◆ Exercise requirements
Can you output the material exactly as written, minus any pictures it holds?

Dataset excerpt
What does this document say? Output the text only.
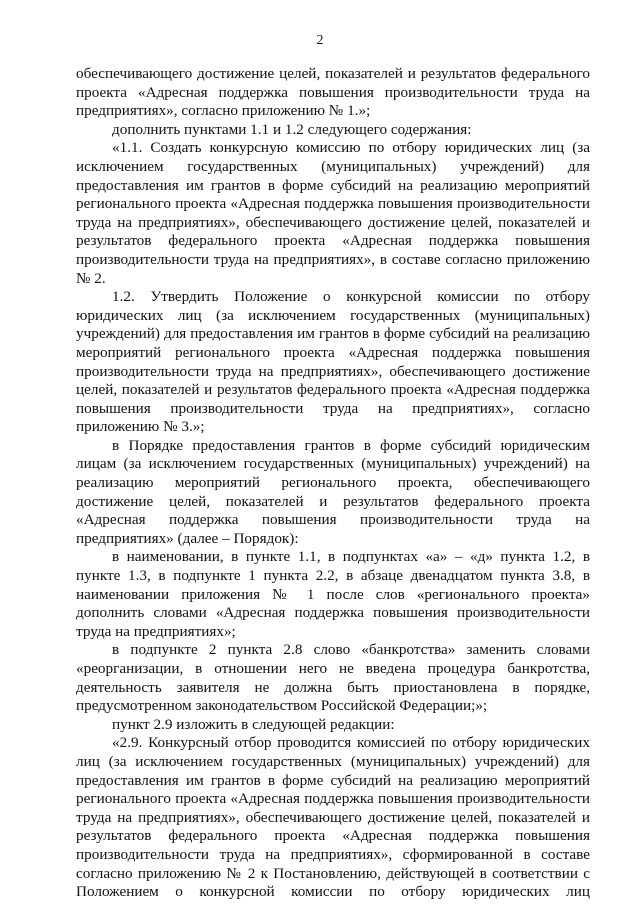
2

обеспечивающего достижение целей, показателей и результатов федерального проекта «Адресная поддержка повышения производительности труда на предприятиях», согласно приложению № 1.»;

дополнить пунктами 1.1 и 1.2 следующего содержания:

«1.1. Создать конкурсную комиссию по отбору юридических лиц (за исключением государственных (муниципальных) учреждений) для предоставления им грантов в форме субсидий на реализацию мероприятий регионального проекта «Адресная поддержка повышения производительности труда на предприятиях», обеспечивающего достижение целей, показателей и результатов федерального проекта «Адресная поддержка повышения производительности труда на предприятиях», в составе согласно приложению № 2.

1.2. Утвердить Положение о конкурсной комиссии по отбору юридических лиц (за исключением государственных (муниципальных) учреждений) для предоставления им грантов в форме субсидий на реализацию мероприятий регионального проекта «Адресная поддержка повышения производительности труда на предприятиях», обеспечивающего достижение целей, показателей и результатов федерального проекта «Адресная поддержка повышения производительности труда на предприятиях», согласно приложению № 3.»;

в Порядке предоставления грантов в форме субсидий юридическим лицам (за исключением государственных (муниципальных) учреждений) на реализацию мероприятий регионального проекта, обеспечивающего достижение целей, показателей и результатов федерального проекта «Адресная поддержка повышения производительности труда на предприятиях» (далее – Порядок):

в наименовании, в пункте 1.1, в подпунктах «а» – «д» пункта 1.2, в пункте 1.3, в подпункте 1 пункта 2.2, в абзаце двенадцатом пункта 3.8, в наименовании приложения № 1 после слов «регионального проекта» дополнить словами «Адресная поддержка повышения производительности труда на предприятиях»;

в подпункте 2 пункта 2.8 слово «банкротства» заменить словами «реорганизации, в отношении него не введена процедура банкротства, деятельность заявителя не должна быть приостановлена в порядке, предусмотренном законодательством Российской Федерации;»;

пункт 2.9 изложить в следующей редакции:

«2.9. Конкурсный отбор проводится комиссией по отбору юридических лиц (за исключением государственных (муниципальных) учреждений) для предоставления им грантов в форме субсидий на реализацию мероприятий регионального проекта «Адресная поддержка повышения производительности труда на предприятиях», обеспечивающего достижение целей, показателей и результатов федерального проекта «Адресная поддержка повышения производительности труда на предприятиях», сформированной в составе согласно приложению № 2 к Постановлению, действующей в соответствии с Положением о конкурсной комиссии по отбору юридических лиц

◆ Answer in full
What does this document say? Output the text only.
2

обеспечивающего достижение целей, показателей и результатов федерального проекта «Адресная поддержка повышения производительности труда на предприятиях», согласно приложению № 1.»;

дополнить пунктами 1.1 и 1.2 следующего содержания:

«1.1. Создать конкурсную комиссию по отбору юридических лиц (за исключением государственных (муниципальных) учреждений) для предоставления им грантов в форме субсидий на реализацию мероприятий регионального проекта «Адресная поддержка повышения производительности труда на предприятиях», обеспечивающего достижение целей, показателей и результатов федерального проекта «Адресная поддержка повышения производительности труда на предприятиях», в составе согласно приложению № 2.

1.2. Утвердить Положение о конкурсной комиссии по отбору юридических лиц (за исключением государственных (муниципальных) учреждений) для предоставления им грантов в форме субсидий на реализацию мероприятий регионального проекта «Адресная поддержка повышения производительности труда на предприятиях», обеспечивающего достижение целей, показателей и результатов федерального проекта «Адресная поддержка повышения производительности труда на предприятиях», согласно приложению № 3.»;

в Порядке предоставления грантов в форме субсидий юридическим лицам (за исключением государственных (муниципальных) учреждений) на реализацию мероприятий регионального проекта, обеспечивающего достижение целей, показателей и результатов федерального проекта «Адресная поддержка повышения производительности труда на предприятиях» (далее – Порядок):

в наименовании, в пункте 1.1, в подпунктах «а» – «д» пункта 1.2, в пункте 1.3, в подпункте 1 пункта 2.2, в абзаце двенадцатом пункта 3.8, в наименовании приложения № 1 после слов «регионального проекта» дополнить словами «Адресная поддержка повышения производительности труда на предприятиях»;

в подпункте 2 пункта 2.8 слово «банкротства» заменить словами «реорганизации, в отношении него не введена процедура банкротства, деятельность заявителя не должна быть приостановлена в порядке, предусмотренном законодательством Российской Федерации;»;

пункт 2.9 изложить в следующей редакции:

«2.9. Конкурсный отбор проводится комиссией по отбору юридических лиц (за исключением государственных (муниципальных) учреждений) для предоставления им грантов в форме субсидий на реализацию мероприятий регионального проекта «Адресная поддержка повышения производительности труда на предприятиях», обеспечивающего достижение целей, показателей и результатов федерального проекта «Адресная поддержка повышения производительности труда на предприятиях», сформированной в составе согласно приложению № 2 к Постановлению, действующей в соответствии с Положением о конкурсной комиссии по отбору юридических лиц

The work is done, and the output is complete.